Print all entries word for word.

(Stored data)
_ _ _

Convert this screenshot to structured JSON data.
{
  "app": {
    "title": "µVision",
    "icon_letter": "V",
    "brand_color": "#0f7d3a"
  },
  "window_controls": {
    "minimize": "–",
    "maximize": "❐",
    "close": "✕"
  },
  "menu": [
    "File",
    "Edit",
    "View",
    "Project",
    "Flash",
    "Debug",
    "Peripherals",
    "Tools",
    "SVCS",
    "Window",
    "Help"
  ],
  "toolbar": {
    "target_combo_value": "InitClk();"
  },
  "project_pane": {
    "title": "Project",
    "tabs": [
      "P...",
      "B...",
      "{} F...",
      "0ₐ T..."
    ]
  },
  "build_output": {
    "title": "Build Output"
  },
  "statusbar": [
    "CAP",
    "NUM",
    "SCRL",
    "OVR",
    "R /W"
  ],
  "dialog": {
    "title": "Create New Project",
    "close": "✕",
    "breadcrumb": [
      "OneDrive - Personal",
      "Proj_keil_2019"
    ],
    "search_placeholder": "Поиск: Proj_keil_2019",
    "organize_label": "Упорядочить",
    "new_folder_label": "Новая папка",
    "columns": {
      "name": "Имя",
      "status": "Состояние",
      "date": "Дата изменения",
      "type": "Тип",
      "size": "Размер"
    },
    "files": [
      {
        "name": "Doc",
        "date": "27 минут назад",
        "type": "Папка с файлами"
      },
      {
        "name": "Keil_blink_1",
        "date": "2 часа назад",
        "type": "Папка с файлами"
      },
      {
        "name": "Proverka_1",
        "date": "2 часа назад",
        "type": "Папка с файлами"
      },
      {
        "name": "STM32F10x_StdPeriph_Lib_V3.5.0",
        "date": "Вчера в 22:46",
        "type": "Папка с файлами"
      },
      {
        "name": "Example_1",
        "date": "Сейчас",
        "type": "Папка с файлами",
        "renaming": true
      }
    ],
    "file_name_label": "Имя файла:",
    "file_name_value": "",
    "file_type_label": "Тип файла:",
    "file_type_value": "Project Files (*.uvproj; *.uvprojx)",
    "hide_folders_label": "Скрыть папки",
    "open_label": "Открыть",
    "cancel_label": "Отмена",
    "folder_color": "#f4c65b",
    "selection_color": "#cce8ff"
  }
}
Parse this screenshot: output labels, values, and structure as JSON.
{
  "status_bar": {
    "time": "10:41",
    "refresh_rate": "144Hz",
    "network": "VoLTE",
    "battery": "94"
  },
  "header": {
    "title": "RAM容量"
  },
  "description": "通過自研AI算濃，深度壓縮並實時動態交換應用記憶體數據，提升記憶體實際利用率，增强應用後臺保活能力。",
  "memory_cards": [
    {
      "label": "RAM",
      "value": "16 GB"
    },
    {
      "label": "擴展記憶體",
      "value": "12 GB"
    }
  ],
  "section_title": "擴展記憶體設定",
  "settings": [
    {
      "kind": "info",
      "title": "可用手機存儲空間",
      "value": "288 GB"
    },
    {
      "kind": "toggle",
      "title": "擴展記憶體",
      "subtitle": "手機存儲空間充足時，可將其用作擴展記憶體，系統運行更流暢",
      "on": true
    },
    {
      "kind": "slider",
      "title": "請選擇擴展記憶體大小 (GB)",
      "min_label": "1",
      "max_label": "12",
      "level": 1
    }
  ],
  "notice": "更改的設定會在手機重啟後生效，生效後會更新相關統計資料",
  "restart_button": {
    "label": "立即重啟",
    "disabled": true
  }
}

_ _ _

■ **Worked solution**:
Convert this screenshot to structured JSON data.
{
  "app": {
    "title": "µVision",
    "icon_letter": "V",
    "brand_color": "#0f7d3a"
  },
  "window_controls": {
    "minimize": "–",
    "maximize": "❐",
    "close": "✕"
  },
  "menu": [
    "File",
    "Edit",
    "View",
    "Project",
    "Flash",
    "Debug",
    "Peripherals",
    "Tools",
    "SVCS",
    "Window",
    "Help"
  ],
  "toolbar": {
    "target_combo_value": "InitClk();"
  },
  "project_pane": {
    "title": "Project",
    "tabs": [
      "P...",
      "B...",
      "{} F...",
      "0ₐ T..."
    ]
  },
  "build_output": {
    "title": "Build Output"
  },
  "statusbar": [
    "CAP",
    "NUM",
    "SCRL",
    "OVR",
    "R /W"
  ],
  "dialog": {
    "title": "Create New Project",
    "close": "✕",
    "breadcrumb": [
      "OneDrive - Personal",
      "Proj_keil_2019"
    ],
    "search_placeholder": "Поиск: Proj_keil_2019",
    "organize_label": "Упорядочить",
    "new_folder_label": "Новая папка",
    "columns": {
      "name": "Имя",
      "status": "Состояние",
      "date": "Дата изменения",
      "type": "Тип",
      "size": "Размер"
    },
    "files": [
      {
        "name": "Doc",
        "date": "27 минут назад",
        "type": "Папка с файлами"
      },
      {
        "name": "Keil_blink_1",
        "date": "2 часа назад",
        "type": "Папка с файлами"
      },
      {
        "name": "Proverka_1",
        "date": "2 часа назад",
        "type": "Папка с файлами"
      },
      {
        "name": "STM32F10x_StdPeriph_Lib_V3.5.0",
        "date": "Вчера в 22:46",
        "type": "Папка с файлами"
      },
      {
        "name": "Example_1",
        "date": "Сейчас",
        "type": "Папка с файлами",
        "renaming": true
      }
    ],
    "file_name_label": "Имя файла:",
    "file_name_value": "",
    "file_type_label": "Тип файла:",
    "file_type_value": "Project Files (*.uvproj; *.uvprojx)",
    "hide_folders_label": "Скрыть папки",
    "open_label": "Открыть",
    "cancel_label": "Отмена",
    "folder_color": "#f4c65b",
    "selection_color": "#cce8ff"
  }
}
Parse this screenshot: output labels, values, and structure as JSON.
{
  "status_bar": {
    "time": "10:41",
    "refresh_rate": "144Hz",
    "network": "VoLTE",
    "battery": "94"
  },
  "header": {
    "title": "RAM容量"
  },
  "description": "通過自研AI算濃，深度壓縮並實時動態交換應用記憶體數據，提升記憶體實際利用率，增强應用後臺保活能力。",
  "memory_cards": [
    {
      "label": "RAM",
      "value": "16 GB"
    },
    {
      "label": "擴展記憶體",
      "value": "12 GB"
    }
  ],
  "section_title": "擴展記憶體設定",
  "settings": [
    {
      "kind": "info",
      "title": "可用手機存儲空間",
      "value": "288 GB"
    },
    {
      "kind": "toggle",
      "title": "擴展記憶體",
      "subtitle": "手機存儲空間充足時，可將其用作擴展記憶體，系統運行更流暢",
      "on": true
    },
    {
      "kind": "slider",
      "title": "請選擇擴展記憶體大小 (GB)",
      "min_label": "1",
      "max_label": "12",
      "level": 1
    }
  ],
  "notice": "更改的設定會在手機重啟後生效，生效後會更新相關統計資料",
  "restart_button": {
    "label": "立即重啟",
    "disabled": true
  }
}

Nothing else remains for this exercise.